What to do: Write out every line of the rows below as a numbered list, skipping blank lines. Leave out the pictures.

(Source records)
— Start —

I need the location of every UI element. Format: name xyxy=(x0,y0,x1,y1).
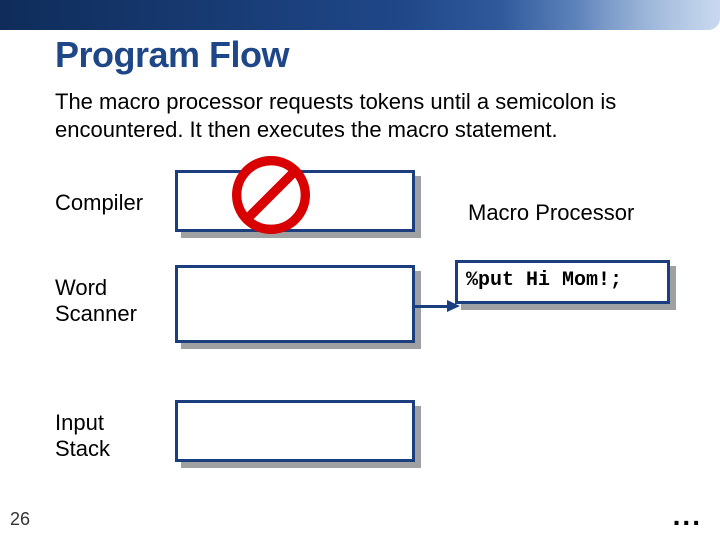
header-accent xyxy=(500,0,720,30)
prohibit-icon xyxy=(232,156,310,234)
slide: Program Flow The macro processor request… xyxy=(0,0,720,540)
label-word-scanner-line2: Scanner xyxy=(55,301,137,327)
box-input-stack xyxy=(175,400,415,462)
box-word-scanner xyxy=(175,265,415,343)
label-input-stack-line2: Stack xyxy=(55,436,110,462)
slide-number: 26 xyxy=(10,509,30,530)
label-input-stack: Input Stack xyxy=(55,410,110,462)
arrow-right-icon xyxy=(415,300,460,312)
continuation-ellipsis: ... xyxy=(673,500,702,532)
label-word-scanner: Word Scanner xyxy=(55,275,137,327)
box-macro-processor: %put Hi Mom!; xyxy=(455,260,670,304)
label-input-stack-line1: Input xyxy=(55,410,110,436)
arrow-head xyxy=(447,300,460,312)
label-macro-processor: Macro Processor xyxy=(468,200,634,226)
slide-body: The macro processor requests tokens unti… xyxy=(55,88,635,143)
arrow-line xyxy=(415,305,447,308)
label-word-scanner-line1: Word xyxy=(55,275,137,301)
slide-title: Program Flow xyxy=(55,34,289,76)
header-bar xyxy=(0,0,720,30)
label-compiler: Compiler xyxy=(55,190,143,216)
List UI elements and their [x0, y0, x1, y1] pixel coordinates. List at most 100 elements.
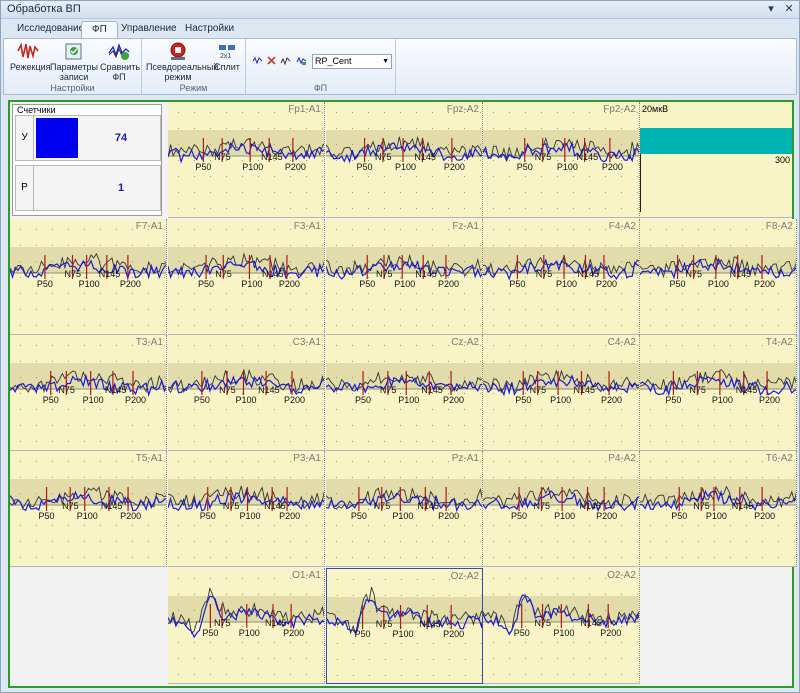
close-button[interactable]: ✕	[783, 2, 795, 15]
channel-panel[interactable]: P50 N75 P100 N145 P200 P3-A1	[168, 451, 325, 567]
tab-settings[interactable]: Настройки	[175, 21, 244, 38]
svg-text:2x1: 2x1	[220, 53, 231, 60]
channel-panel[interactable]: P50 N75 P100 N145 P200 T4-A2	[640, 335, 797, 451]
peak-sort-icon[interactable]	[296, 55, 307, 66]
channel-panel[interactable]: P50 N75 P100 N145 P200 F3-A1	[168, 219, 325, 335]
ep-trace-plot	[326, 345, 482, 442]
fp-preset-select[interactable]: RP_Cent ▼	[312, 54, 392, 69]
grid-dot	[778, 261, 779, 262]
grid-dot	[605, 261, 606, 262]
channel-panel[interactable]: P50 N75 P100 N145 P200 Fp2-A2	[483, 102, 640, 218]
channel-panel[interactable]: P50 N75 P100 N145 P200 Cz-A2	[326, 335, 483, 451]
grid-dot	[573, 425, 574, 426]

— End —

Task answer:
1. I need the location of every UI element. Format: name xyxy=(x0,y0,x1,y1).
2. header-accent xyxy=(500,0,720,30)
3. prohibit-icon xyxy=(232,156,310,234)
4. slide: Program Flow The macro processor request… xyxy=(0,0,720,540)
5. label-word-scanner-line2: Scanner xyxy=(55,301,137,327)
6. box-input-stack xyxy=(175,400,415,462)
7. box-word-scanner xyxy=(175,265,415,343)
8. label-input-stack-line2: Stack xyxy=(55,436,110,462)
9. slide-number: 26 xyxy=(10,509,30,530)
10. label-input-stack: Input Stack xyxy=(55,410,110,462)
11. arrow-right-icon xyxy=(415,300,460,312)
12. continuation-ellipsis: ... xyxy=(673,500,702,532)
13. label-word-scanner: Word Scanner xyxy=(55,275,137,327)
14. box-macro-processor: %put Hi Mom!; xyxy=(455,260,670,304)
15. label-input-stack-line1: Input xyxy=(55,410,110,436)
16. arrow-head xyxy=(447,300,460,312)
17. label-macro-processor: Macro Processor xyxy=(468,200,634,226)
18. slide-body: The macro processor requests tokens unti… xyxy=(55,88,635,143)
19. arrow-line xyxy=(415,305,447,308)
20. label-word-scanner-line1: Word xyxy=(55,275,137,301)
21. slide-title: Program Flow xyxy=(55,34,289,76)
22. header-bar xyxy=(0,0,720,30)
23. label-compiler: Compiler xyxy=(55,190,143,216)
24. List UI elements and their [x0, y0, x1, y1] pixel coordinates. List at most 100 elements.
25. close-button[interactable]: ✕	[783, 2, 795, 15]
26. channel-panel[interactable]: P50 N75 P100 N145 P200 P3-A1	[168, 451, 325, 567]
27. tab-settings[interactable]: Настройки	[175, 21, 244, 38]
28. svg-text:2x1: 2x1	[220, 53, 231, 60]
29. channel-panel[interactable]: P50 N75 P100 N145 P200 T4-A2	[640, 335, 797, 451]
30. peak-sort-icon[interactable]	[296, 55, 307, 66]
31. channel-panel[interactable]: P50 N75 P100 N145 P200 F3-A1	[168, 219, 325, 335]
32. ep-trace-plot	[326, 345, 482, 442]
33. fp-preset-select[interactable]: RP_Cent ▼	[312, 54, 392, 69]
34. grid-dot	[778, 261, 779, 262]
35. grid-dot	[605, 261, 606, 262]
36. channel-panel[interactable]: P50 N75 P100 N145 P200 Fp2-A2	[483, 102, 640, 218]
37. channel-panel[interactable]: P50 N75 P100 N145 P200 Cz-A2	[326, 335, 483, 451]
38. grid-dot	[573, 425, 574, 426]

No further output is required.